━━━ Dataset extract ━━━

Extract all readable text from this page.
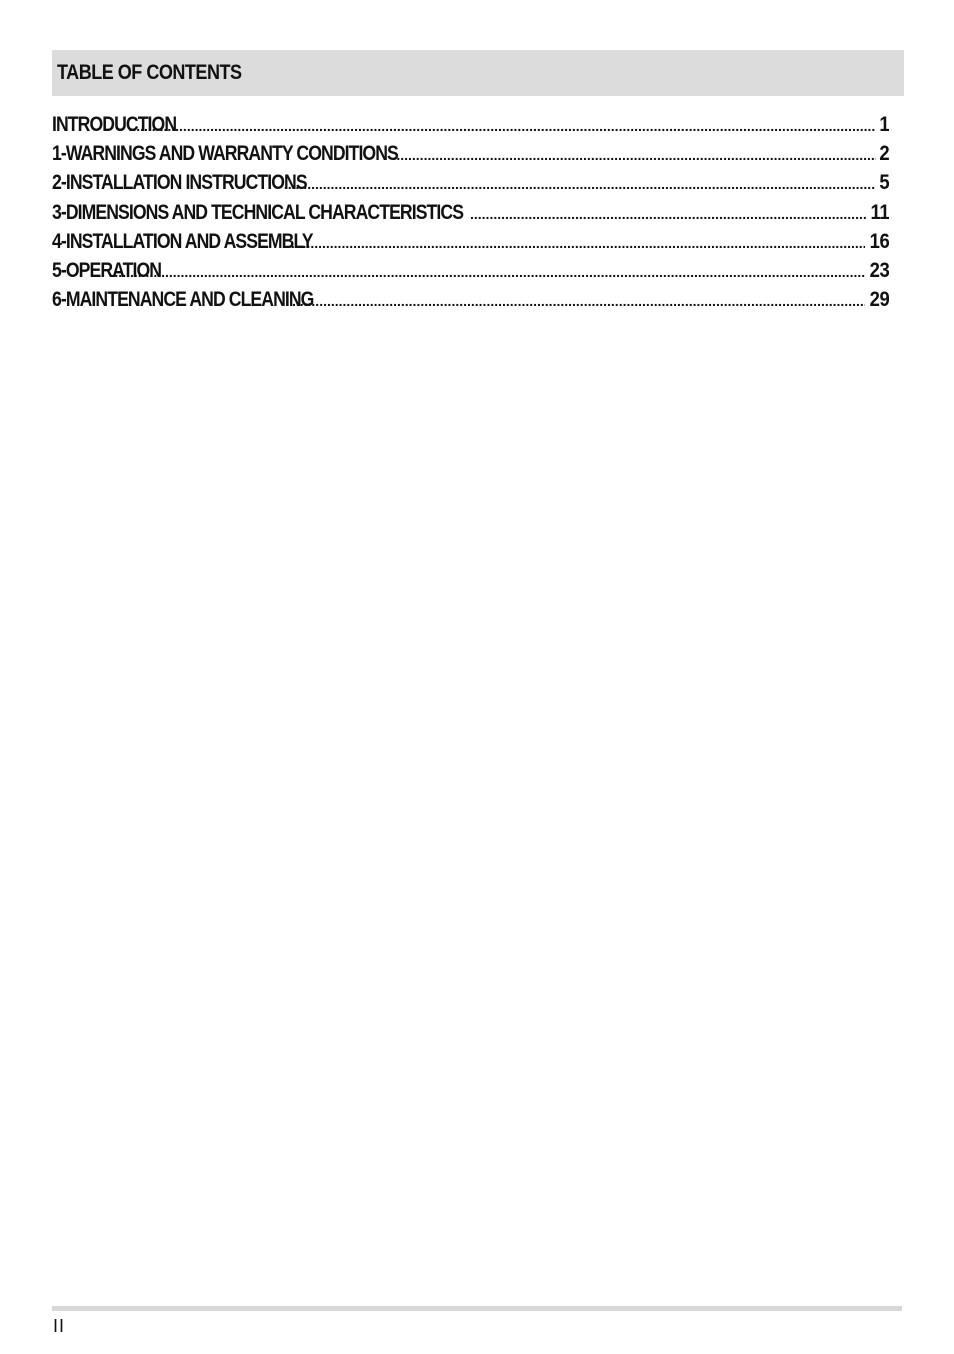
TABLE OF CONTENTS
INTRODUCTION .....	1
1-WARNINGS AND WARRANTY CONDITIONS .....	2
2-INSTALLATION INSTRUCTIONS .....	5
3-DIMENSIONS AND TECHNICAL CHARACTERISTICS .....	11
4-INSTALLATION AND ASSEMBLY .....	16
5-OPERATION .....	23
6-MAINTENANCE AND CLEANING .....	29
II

━━━
━━━ Dataset extract ━━━

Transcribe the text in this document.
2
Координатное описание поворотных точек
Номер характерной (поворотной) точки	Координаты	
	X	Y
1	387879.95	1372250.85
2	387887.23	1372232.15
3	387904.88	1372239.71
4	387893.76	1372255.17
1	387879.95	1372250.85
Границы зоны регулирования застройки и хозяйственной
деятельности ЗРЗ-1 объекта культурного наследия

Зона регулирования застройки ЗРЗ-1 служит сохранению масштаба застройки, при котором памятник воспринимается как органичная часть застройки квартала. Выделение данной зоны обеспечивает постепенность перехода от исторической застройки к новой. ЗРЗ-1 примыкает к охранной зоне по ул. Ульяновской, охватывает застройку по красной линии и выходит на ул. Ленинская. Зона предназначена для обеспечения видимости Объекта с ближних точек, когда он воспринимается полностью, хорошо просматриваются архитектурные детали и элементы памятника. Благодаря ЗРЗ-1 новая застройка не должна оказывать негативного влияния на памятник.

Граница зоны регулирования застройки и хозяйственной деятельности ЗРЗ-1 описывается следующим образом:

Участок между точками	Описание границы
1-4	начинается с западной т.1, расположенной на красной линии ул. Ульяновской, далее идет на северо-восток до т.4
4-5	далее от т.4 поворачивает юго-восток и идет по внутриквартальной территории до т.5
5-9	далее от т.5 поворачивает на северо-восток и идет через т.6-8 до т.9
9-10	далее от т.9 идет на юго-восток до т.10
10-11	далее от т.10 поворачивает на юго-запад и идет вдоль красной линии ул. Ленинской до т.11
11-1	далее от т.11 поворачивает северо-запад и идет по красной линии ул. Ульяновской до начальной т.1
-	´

━━━

## Given instruction:
Check each line above for the word "this", and copy the lines where it appears.

## Answer below:
Extract all readable text from this page.
Transcribe the text in this document.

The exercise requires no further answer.